◆ Exercise details:
Produce a verbatim transcription of the records below, beginning at the line containing "Convert this screenshot" and ending at the final line; include only those lines.

━━ Record set ━━

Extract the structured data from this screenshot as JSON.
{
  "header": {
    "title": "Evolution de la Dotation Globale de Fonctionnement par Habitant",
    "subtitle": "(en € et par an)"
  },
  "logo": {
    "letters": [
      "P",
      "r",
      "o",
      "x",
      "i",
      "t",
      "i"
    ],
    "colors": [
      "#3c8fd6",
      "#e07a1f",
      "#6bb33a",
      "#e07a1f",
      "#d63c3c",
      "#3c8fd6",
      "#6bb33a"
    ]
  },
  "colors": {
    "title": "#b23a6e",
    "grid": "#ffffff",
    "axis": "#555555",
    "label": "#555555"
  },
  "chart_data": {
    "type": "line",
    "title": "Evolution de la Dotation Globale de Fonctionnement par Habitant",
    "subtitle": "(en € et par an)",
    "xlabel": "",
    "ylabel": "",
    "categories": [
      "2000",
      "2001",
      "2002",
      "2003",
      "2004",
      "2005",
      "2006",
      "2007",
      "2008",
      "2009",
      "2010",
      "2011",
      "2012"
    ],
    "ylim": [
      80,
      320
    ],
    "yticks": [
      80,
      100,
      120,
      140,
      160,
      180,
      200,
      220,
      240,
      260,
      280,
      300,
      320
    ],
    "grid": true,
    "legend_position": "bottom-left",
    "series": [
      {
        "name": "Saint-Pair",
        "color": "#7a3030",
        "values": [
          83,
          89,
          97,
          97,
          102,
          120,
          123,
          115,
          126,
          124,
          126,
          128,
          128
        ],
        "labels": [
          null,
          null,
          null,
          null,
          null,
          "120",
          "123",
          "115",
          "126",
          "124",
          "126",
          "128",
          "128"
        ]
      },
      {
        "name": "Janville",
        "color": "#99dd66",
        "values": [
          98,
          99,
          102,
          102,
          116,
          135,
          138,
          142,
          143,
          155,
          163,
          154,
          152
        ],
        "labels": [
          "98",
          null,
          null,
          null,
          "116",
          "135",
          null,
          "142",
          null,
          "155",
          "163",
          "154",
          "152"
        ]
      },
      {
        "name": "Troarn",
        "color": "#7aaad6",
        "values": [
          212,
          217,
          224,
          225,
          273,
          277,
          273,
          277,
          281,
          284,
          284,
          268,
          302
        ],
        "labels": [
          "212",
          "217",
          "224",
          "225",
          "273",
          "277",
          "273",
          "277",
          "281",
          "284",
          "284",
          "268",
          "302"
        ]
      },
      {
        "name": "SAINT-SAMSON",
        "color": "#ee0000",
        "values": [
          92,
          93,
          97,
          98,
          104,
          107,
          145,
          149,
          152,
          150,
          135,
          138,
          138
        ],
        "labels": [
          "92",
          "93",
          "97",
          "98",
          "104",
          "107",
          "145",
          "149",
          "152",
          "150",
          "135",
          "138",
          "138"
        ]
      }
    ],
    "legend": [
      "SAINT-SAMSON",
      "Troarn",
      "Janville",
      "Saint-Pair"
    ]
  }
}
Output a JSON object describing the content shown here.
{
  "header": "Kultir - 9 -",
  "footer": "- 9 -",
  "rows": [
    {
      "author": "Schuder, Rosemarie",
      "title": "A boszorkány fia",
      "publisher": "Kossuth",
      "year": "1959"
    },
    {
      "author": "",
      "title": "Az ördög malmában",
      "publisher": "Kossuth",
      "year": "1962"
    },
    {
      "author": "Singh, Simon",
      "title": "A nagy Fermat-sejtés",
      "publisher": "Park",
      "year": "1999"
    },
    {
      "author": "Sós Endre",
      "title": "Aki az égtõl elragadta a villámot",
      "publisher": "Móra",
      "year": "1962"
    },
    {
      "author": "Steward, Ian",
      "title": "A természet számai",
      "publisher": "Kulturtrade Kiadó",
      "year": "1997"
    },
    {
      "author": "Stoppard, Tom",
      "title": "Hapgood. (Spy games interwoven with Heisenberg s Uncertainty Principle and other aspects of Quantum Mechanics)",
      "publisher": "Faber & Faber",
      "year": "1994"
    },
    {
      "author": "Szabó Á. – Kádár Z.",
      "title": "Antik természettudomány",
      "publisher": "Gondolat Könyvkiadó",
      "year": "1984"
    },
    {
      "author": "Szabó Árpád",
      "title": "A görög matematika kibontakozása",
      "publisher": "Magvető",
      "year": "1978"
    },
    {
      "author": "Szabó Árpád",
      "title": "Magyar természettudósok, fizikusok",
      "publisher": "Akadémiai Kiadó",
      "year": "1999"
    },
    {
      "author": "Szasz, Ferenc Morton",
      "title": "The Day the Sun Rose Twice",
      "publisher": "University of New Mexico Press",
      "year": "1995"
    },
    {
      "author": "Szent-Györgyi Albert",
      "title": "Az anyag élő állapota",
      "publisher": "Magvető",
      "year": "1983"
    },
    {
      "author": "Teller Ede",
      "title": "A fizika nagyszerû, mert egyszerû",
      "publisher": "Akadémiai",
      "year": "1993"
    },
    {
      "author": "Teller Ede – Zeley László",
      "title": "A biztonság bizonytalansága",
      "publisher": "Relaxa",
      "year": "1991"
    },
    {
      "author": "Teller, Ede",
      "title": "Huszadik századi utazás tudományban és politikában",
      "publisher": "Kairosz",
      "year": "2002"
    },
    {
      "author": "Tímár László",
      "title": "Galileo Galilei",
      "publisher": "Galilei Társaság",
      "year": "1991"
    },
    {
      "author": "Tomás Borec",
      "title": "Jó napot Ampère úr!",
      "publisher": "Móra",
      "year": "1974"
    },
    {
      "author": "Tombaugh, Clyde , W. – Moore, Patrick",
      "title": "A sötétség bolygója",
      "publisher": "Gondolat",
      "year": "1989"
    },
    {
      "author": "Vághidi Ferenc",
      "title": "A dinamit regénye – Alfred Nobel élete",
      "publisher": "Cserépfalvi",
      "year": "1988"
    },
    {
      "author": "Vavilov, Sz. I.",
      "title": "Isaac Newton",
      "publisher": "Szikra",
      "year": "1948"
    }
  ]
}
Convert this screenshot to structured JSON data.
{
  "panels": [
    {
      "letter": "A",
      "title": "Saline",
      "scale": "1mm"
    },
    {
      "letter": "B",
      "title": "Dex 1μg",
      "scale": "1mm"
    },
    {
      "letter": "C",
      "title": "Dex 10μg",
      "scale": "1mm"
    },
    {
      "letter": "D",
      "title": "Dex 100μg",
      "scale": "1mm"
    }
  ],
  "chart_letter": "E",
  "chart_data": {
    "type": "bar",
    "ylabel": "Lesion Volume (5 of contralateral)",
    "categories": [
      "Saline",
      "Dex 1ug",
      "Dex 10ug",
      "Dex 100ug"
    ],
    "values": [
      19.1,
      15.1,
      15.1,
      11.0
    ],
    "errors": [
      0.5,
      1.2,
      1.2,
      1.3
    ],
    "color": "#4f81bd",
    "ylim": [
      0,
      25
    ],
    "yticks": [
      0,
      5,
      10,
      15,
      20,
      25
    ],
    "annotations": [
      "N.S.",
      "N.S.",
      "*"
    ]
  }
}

━━━

◆ Result of this task:
Convert this screenshot to structured JSON data.
{
  "panels": [
    {
      "letter": "A",
      "title": "Saline",
      "scale": "1mm"
    },
    {
      "letter": "B",
      "title": "Dex 1μg",
      "scale": "1mm"
    },
    {
      "letter": "C",
      "title": "Dex 10μg",
      "scale": "1mm"
    },
    {
      "letter": "D",
      "title": "Dex 100μg",
      "scale": "1mm"
    }
  ],
  "chart_letter": "E",
  "chart_data": {
    "type": "bar",
    "ylabel": "Lesion Volume (5 of contralateral)",
    "categories": [
      "Saline",
      "Dex 1ug",
      "Dex 10ug",
      "Dex 100ug"
    ],
    "values": [
      19.1,
      15.1,
      15.1,
      11.0
    ],
    "errors": [
      0.5,
      1.2,
      1.2,
      1.3
    ],
    "color": "#4f81bd",
    "ylim": [
      0,
      25
    ],
    "yticks": [
      0,
      5,
      10,
      15,
      20,
      25
    ],
    "annotations": [
      "N.S.",
      "N.S.",
      "*"
    ]
  }
}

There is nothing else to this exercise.